■ AIM OF THE EXERCISE: Print out the entries below with no edits.

■ INPUT ROWS:
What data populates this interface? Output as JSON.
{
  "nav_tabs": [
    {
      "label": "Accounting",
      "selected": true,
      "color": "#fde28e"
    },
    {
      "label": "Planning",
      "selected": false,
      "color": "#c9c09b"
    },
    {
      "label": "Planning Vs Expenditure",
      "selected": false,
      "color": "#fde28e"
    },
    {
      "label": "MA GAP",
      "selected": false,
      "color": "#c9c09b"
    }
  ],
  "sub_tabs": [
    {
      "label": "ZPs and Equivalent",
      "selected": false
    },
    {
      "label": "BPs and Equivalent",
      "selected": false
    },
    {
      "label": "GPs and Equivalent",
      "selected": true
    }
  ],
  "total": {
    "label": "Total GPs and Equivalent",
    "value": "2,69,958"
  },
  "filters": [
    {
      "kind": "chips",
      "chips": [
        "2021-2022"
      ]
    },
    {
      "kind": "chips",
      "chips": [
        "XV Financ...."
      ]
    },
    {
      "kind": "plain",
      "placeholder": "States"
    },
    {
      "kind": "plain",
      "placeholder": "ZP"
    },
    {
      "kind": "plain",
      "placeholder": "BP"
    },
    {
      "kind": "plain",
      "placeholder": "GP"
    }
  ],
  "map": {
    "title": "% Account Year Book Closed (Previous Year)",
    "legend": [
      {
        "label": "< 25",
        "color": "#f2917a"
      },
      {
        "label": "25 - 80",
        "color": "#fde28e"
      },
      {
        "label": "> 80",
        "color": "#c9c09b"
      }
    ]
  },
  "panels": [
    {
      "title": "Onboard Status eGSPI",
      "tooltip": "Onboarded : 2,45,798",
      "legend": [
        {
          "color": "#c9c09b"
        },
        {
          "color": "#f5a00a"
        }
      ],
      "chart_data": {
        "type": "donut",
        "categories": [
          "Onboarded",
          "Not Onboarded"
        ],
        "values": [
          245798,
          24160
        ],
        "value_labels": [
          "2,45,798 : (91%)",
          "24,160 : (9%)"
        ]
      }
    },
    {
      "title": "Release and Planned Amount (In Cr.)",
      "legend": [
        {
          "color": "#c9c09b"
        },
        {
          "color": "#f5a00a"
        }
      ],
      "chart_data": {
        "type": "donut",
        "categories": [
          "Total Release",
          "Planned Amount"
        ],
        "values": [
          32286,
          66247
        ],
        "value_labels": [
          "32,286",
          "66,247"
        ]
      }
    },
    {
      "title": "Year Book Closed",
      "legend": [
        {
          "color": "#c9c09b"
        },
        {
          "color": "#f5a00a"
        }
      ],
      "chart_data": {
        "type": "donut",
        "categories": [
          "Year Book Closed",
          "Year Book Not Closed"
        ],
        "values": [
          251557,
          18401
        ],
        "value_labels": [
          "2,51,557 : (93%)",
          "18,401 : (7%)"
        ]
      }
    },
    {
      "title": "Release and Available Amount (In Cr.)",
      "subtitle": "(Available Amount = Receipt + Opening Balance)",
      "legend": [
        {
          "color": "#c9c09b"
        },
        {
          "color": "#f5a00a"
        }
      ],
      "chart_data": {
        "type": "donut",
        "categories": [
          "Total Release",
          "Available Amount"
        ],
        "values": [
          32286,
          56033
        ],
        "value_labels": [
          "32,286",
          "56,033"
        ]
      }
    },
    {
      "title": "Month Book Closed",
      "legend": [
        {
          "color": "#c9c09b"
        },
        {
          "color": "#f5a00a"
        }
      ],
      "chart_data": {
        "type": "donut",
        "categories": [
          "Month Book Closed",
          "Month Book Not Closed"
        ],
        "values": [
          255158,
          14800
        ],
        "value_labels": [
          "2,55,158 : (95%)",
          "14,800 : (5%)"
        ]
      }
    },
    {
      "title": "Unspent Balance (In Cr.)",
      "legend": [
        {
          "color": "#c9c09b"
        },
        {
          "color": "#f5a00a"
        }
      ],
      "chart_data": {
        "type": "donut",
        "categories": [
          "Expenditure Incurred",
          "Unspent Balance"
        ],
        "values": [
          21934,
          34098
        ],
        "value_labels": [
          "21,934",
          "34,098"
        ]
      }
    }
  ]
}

■ PROBLEM SOLUTION:
What data populates this interface? Output as JSON.
{
  "nav_tabs": [
    {
      "label": "Accounting",
      "selected": true,
      "color": "#fde28e"
    },
    {
      "label": "Planning",
      "selected": false,
      "color": "#c9c09b"
    },
    {
      "label": "Planning Vs Expenditure",
      "selected": false,
      "color": "#fde28e"
    },
    {
      "label": "MA GAP",
      "selected": false,
      "color": "#c9c09b"
    }
  ],
  "sub_tabs": [
    {
      "label": "ZPs and Equivalent",
      "selected": false
    },
    {
      "label": "BPs and Equivalent",
      "selected": false
    },
    {
      "label": "GPs and Equivalent",
      "selected": true
    }
  ],
  "total": {
    "label": "Total GPs and Equivalent",
    "value": "2,69,958"
  },
  "filters": [
    {
      "kind": "chips",
      "chips": [
        "2021-2022"
      ]
    },
    {
      "kind": "chips",
      "chips": [
        "XV Financ...."
      ]
    },
    {
      "kind": "plain",
      "placeholder": "States"
    },
    {
      "kind": "plain",
      "placeholder": "ZP"
    },
    {
      "kind": "plain",
      "placeholder": "BP"
    },
    {
      "kind": "plain",
      "placeholder": "GP"
    }
  ],
  "map": {
    "title": "% Account Year Book Closed (Previous Year)",
    "legend": [
      {
        "label": "< 25",
        "color": "#f2917a"
      },
      {
        "label": "25 - 80",
        "color": "#fde28e"
      },
      {
        "label": "> 80",
        "color": "#c9c09b"
      }
    ]
  },
  "panels": [
    {
      "title": "Onboard Status eGSPI",
      "tooltip": "Onboarded : 2,45,798",
      "legend": [
        {
          "color": "#c9c09b"
        },
        {
          "color": "#f5a00a"
        }
      ],
      "chart_data": {
        "type": "donut",
        "categories": [
          "Onboarded",
          "Not Onboarded"
        ],
        "values": [
          245798,
          24160
        ],
        "value_labels": [
          "2,45,798 : (91%)",
          "24,160 : (9%)"
        ]
      }
    },
    {
      "title": "Release and Planned Amount (In Cr.)",
      "legend": [
        {
          "color": "#c9c09b"
        },
        {
          "color": "#f5a00a"
        }
      ],
      "chart_data": {
        "type": "donut",
        "categories": [
          "Total Release",
          "Planned Amount"
        ],
        "values": [
          32286,
          66247
        ],
        "value_labels": [
          "32,286",
          "66,247"
        ]
      }
    },
    {
      "title": "Year Book Closed",
      "legend": [
        {
          "color": "#c9c09b"
        },
        {
          "color": "#f5a00a"
        }
      ],
      "chart_data": {
        "type": "donut",
        "categories": [
          "Year Book Closed",
          "Year Book Not Closed"
        ],
        "values": [
          251557,
          18401
        ],
        "value_labels": [
          "2,51,557 : (93%)",
          "18,401 : (7%)"
        ]
      }
    },
    {
      "title": "Release and Available Amount (In Cr.)",
      "subtitle": "(Available Amount = Receipt + Opening Balance)",
      "legend": [
        {
          "color": "#c9c09b"
        },
        {
          "color": "#f5a00a"
        }
      ],
      "chart_data": {
        "type": "donut",
        "categories": [
          "Total Release",
          "Available Amount"
        ],
        "values": [
          32286,
          56033
        ],
        "value_labels": [
          "32,286",
          "56,033"
        ]
      }
    },
    {
      "title": "Month Book Closed",
      "legend": [
        {
          "color": "#c9c09b"
        },
        {
          "color": "#f5a00a"
        }
      ],
      "chart_data": {
        "type": "donut",
        "categories": [
          "Month Book Closed",
          "Month Book Not Closed"
        ],
        "values": [
          255158,
          14800
        ],
        "value_labels": [
          "2,55,158 : (95%)",
          "14,800 : (5%)"
        ]
      }
    },
    {
      "title": "Unspent Balance (In Cr.)",
      "legend": [
        {
          "color": "#c9c09b"
        },
        {
          "color": "#f5a00a"
        }
      ],
      "chart_data": {
        "type": "donut",
        "categories": [
          "Expenditure Incurred",
          "Unspent Balance"
        ],
        "values": [
          21934,
          34098
        ],
        "value_labels": [
          "21,934",
          "34,098"
        ]
      }
    }
  ]
}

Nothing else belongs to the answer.